# To be done
In the records below, find each line with the word "Ingeniero" and copy it.

# Input rows
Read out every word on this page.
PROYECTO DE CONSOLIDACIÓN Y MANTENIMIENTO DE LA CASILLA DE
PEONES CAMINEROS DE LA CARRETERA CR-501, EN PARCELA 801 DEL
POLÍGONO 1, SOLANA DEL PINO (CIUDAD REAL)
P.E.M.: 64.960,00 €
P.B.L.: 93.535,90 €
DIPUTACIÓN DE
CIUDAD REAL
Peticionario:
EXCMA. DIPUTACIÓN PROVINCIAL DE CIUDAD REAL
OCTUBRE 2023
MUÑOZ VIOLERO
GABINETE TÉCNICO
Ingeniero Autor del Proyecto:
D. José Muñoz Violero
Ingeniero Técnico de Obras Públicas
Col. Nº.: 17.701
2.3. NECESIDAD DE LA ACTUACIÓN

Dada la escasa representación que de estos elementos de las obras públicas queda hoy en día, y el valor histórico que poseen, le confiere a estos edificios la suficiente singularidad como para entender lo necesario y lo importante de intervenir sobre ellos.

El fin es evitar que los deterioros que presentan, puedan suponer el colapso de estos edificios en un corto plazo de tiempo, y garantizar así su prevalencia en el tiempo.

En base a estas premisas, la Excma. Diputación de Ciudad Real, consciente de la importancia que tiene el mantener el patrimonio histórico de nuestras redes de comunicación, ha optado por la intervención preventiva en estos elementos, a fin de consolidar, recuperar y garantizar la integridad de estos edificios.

# Exercise response
Ingeniero Autor del Proyecto:
Ingeniero Técnico de Obras Públicas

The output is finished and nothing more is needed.